:: EXERCISE DESCRIPTION ::
Extract every line below, verbatim.

[BEGIN SUPPLIED DATA]

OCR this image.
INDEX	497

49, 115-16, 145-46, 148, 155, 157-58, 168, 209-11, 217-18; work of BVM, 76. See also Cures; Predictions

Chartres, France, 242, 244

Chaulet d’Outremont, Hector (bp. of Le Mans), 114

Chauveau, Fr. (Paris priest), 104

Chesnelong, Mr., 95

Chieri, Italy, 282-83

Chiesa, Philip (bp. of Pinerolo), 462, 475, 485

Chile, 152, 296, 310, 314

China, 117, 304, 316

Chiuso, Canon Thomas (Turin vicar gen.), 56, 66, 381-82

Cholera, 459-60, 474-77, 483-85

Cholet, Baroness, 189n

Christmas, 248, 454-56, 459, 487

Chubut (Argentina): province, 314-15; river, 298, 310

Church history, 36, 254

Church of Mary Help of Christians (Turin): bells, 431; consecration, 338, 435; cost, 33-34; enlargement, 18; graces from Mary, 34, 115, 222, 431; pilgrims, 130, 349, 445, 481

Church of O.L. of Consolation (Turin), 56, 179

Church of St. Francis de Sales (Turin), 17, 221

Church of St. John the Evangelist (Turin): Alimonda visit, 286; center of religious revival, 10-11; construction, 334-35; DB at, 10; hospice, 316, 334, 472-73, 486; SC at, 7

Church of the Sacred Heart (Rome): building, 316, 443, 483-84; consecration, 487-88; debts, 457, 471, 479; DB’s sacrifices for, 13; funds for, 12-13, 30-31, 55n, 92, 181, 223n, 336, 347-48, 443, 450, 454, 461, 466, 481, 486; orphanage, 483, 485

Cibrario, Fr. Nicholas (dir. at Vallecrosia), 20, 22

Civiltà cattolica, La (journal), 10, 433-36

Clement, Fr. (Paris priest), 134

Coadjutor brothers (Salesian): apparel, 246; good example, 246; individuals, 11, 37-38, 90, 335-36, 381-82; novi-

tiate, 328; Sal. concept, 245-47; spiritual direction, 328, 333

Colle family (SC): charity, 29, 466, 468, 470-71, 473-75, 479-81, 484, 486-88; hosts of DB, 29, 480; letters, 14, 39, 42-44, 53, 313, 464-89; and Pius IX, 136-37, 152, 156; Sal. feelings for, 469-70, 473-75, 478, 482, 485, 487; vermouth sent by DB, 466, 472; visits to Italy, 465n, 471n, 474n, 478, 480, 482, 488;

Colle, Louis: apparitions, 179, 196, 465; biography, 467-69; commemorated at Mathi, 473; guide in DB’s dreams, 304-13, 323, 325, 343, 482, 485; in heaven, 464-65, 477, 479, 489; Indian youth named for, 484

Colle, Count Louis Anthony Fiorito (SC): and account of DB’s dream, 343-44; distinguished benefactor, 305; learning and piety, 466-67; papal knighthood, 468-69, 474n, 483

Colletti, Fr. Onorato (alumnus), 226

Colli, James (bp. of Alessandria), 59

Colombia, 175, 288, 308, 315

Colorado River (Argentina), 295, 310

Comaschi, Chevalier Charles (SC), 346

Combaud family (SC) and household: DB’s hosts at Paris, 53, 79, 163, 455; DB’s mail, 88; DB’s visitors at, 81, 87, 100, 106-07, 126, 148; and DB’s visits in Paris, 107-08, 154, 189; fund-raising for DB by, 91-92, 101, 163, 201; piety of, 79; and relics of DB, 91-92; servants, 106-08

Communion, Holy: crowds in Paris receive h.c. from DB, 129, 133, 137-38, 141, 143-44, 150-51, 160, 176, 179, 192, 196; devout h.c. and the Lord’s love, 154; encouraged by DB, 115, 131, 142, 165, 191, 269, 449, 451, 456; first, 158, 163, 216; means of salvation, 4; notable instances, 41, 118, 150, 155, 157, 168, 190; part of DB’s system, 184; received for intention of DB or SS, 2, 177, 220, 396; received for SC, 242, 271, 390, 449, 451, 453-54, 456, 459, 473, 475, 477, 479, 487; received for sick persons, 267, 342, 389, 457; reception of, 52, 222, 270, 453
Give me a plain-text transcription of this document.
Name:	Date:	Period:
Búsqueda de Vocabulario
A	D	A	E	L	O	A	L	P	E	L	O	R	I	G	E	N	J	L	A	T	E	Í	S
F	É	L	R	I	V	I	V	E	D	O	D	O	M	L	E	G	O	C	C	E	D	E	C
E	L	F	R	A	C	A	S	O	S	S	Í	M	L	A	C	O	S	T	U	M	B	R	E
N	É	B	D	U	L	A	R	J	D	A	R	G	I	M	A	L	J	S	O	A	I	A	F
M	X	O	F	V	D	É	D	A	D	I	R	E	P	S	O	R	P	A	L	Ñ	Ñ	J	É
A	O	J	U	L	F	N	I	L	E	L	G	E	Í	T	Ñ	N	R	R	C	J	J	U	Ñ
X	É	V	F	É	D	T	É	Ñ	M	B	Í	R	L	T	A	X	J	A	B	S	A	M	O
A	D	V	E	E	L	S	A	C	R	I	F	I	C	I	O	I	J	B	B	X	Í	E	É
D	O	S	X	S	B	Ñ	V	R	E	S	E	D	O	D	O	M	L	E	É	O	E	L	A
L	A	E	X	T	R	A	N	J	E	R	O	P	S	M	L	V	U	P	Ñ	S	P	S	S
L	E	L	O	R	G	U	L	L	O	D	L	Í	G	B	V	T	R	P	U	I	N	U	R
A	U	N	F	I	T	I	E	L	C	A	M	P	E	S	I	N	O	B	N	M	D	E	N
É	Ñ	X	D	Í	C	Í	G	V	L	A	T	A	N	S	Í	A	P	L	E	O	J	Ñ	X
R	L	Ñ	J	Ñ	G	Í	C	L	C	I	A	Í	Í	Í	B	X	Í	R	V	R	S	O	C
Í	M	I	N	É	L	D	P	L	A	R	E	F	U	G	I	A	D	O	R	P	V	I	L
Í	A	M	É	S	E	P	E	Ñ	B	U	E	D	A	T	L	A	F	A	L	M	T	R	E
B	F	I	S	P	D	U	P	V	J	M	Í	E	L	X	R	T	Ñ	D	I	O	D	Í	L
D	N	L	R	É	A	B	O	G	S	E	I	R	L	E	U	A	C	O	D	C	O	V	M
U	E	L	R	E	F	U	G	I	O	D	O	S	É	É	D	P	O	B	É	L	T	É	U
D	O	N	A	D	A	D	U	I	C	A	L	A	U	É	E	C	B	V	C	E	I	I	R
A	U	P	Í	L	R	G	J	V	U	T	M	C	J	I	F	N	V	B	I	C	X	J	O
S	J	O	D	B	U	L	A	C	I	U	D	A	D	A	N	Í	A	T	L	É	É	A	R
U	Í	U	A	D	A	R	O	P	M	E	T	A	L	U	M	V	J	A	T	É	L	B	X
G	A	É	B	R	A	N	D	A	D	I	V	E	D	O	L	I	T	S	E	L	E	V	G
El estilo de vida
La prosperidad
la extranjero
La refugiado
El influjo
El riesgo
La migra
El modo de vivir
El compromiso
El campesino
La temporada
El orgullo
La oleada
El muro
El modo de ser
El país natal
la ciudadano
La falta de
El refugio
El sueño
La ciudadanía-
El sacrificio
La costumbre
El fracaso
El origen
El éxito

[END SUPPLIED DATA]

:: RESPONSE TO THIS EXERCISE ::
OCR this image.
INDEX	497

49, 115-16, 145-46, 148, 155, 157-58, 168, 209-11, 217-18; work of BVM, 76. See also Cures; Predictions

Chartres, France, 242, 244

Chaulet d’Outremont, Hector (bp. of Le Mans), 114

Chauveau, Fr. (Paris priest), 104

Chesnelong, Mr., 95

Chieri, Italy, 282-83

Chiesa, Philip (bp. of Pinerolo), 462, 475, 485

Chile, 152, 296, 310, 314

China, 117, 304, 316

Chiuso, Canon Thomas (Turin vicar gen.), 56, 66, 381-82

Cholera, 459-60, 474-77, 483-85

Cholet, Baroness, 189n

Christmas, 248, 454-56, 459, 487

Chubut (Argentina): province, 314-15; river, 298, 310

Church history, 36, 254

Church of Mary Help of Christians (Turin): bells, 431; consecration, 338, 435; cost, 33-34; enlargement, 18; graces from Mary, 34, 115, 222, 431; pilgrims, 130, 349, 445, 481

Church of O.L. of Consolation (Turin), 56, 179

Church of St. Francis de Sales (Turin), 17, 221

Church of St. John the Evangelist (Turin): Alimonda visit, 286; center of religious revival, 10-11; construction, 334-35; DB at, 10; hospice, 316, 334, 472-73, 486; SC at, 7

Church of the Sacred Heart (Rome): building, 316, 443, 483-84; consecration, 487-88; debts, 457, 471, 479; DB’s sacrifices for, 13; funds for, 12-13, 30-31, 55n, 92, 181, 223n, 336, 347-48, 443, 450, 454, 461, 466, 481, 486; orphanage, 483, 485

Cibrario, Fr. Nicholas (dir. at Vallecrosia), 20, 22

Civiltà cattolica, La (journal), 10, 433-36

Clement, Fr. (Paris priest), 134

Coadjutor brothers (Salesian): apparel, 246; good example, 246; individuals, 11, 37-38, 90, 335-36, 381-82; novi-

tiate, 328; Sal. concept, 245-47; spiritual direction, 328, 333

Colle family (SC): charity, 29, 466, 468, 470-71, 473-75, 479-81, 484, 486-88; hosts of DB, 29, 480; letters, 14, 39, 42-44, 53, 313, 464-89; and Pius IX, 136-37, 152, 156; Sal. feelings for, 469-70, 473-75, 478, 482, 485, 487; vermouth sent by DB, 466, 472; visits to Italy, 465n, 471n, 474n, 478, 480, 482, 488;

Colle, Louis: apparitions, 179, 196, 465; biography, 467-69; commemorated at Mathi, 473; guide in DB’s dreams, 304-13, 323, 325, 343, 482, 485; in heaven, 464-65, 477, 479, 489; Indian youth named for, 484

Colle, Count Louis Anthony Fiorito (SC): and account of DB’s dream, 343-44; distinguished benefactor, 305; learning and piety, 466-67; papal knighthood, 468-69, 474n, 483

Colletti, Fr. Onorato (alumnus), 226

Colli, James (bp. of Alessandria), 59

Colombia, 175, 288, 308, 315

Colorado River (Argentina), 295, 310

Comaschi, Chevalier Charles (SC), 346

Combaud family (SC) and household: DB’s hosts at Paris, 53, 79, 163, 455; DB’s mail, 88; DB’s visitors at, 81, 87, 100, 106-07, 126, 148; and DB’s visits in Paris, 107-08, 154, 189; fund-raising for DB by, 91-92, 101, 163, 201; piety of, 79; and relics of DB, 91-92; servants, 106-08

Communion, Holy: crowds in Paris receive h.c. from DB, 129, 133, 137-38, 141, 143-44, 150-51, 160, 176, 179, 192, 196; devout h.c. and the Lord’s love, 154; encouraged by DB, 115, 131, 142, 165, 191, 269, 449, 451, 456; first, 158, 163, 216; means of salvation, 4; notable instances, 41, 118, 150, 155, 157, 168, 190; part of DB’s system, 184; received for intention of DB or SS, 2, 177, 220, 396; received for SC, 242, 271, 390, 449, 451, 453-54, 456, 459, 473, 475, 477, 479, 487; received for sick persons, 267, 342, 389, 457; reception of, 52, 222, 270, 453
Give me a plain-text transcription of this document.
Name:	Date:	Period:
Búsqueda de Vocabulario
A	D	A	E	L	O	A	L	P	E	L	O	R	I	G	E	N	J	L	A	T	E	Í	S
F	É	L	R	I	V	I	V	E	D	O	D	O	M	L	E	G	O	C	C	E	D	E	C
E	L	F	R	A	C	A	S	O	S	S	Í	M	L	A	C	O	S	T	U	M	B	R	E
N	É	B	D	U	L	A	R	J	D	A	R	G	I	M	A	L	J	S	O	A	I	A	F
M	X	O	F	V	D	É	D	A	D	I	R	E	P	S	O	R	P	A	L	Ñ	Ñ	J	É
A	O	J	U	L	F	N	I	L	E	L	G	E	Í	T	Ñ	N	R	R	C	J	J	U	Ñ
X	É	V	F	É	D	T	É	Ñ	M	B	Í	R	L	T	A	X	J	A	B	S	A	M	O
A	D	V	E	E	L	S	A	C	R	I	F	I	C	I	O	I	J	B	B	X	Í	E	É
D	O	S	X	S	B	Ñ	V	R	E	S	E	D	O	D	O	M	L	E	É	O	E	L	A
L	A	E	X	T	R	A	N	J	E	R	O	P	S	M	L	V	U	P	Ñ	S	P	S	S
L	E	L	O	R	G	U	L	L	O	D	L	Í	G	B	V	T	R	P	U	I	N	U	R
A	U	N	F	I	T	I	E	L	C	A	M	P	E	S	I	N	O	B	N	M	D	E	N
É	Ñ	X	D	Í	C	Í	G	V	L	A	T	A	N	S	Í	A	P	L	E	O	J	Ñ	X
R	L	Ñ	J	Ñ	G	Í	C	L	C	I	A	Í	Í	Í	B	X	Í	R	V	R	S	O	C
Í	M	I	N	É	L	D	P	L	A	R	E	F	U	G	I	A	D	O	R	P	V	I	L
Í	A	M	É	S	E	P	E	Ñ	B	U	E	D	A	T	L	A	F	A	L	M	T	R	E
B	F	I	S	P	D	U	P	V	J	M	Í	E	L	X	R	T	Ñ	D	I	O	D	Í	L
D	N	L	R	É	A	B	O	G	S	E	I	R	L	E	U	A	C	O	D	C	O	V	M
U	E	L	R	E	F	U	G	I	O	D	O	S	É	É	D	P	O	B	É	L	T	É	U
D	O	N	A	D	A	D	U	I	C	A	L	A	U	É	E	C	B	V	C	E	I	I	R
A	U	P	Í	L	R	G	J	V	U	T	M	C	J	I	F	N	V	B	I	C	X	J	O
S	J	O	D	B	U	L	A	C	I	U	D	A	D	A	N	Í	A	T	L	É	É	A	R
U	Í	U	A	D	A	R	O	P	M	E	T	A	L	U	M	V	J	A	T	É	L	B	X
G	A	É	B	R	A	N	D	A	D	I	V	E	D	O	L	I	T	S	E	L	E	V	G
El estilo de vida
La prosperidad
la extranjero
La refugiado
El influjo
El riesgo
La migra
El modo de vivir
El compromiso
El campesino
La temporada
El orgullo
La oleada
El muro
El modo de ser
El país natal
la ciudadano
La falta de
El refugio
El sueño
La ciudadanía-
El sacrificio
La costumbre
El fracaso
El origen
El éxito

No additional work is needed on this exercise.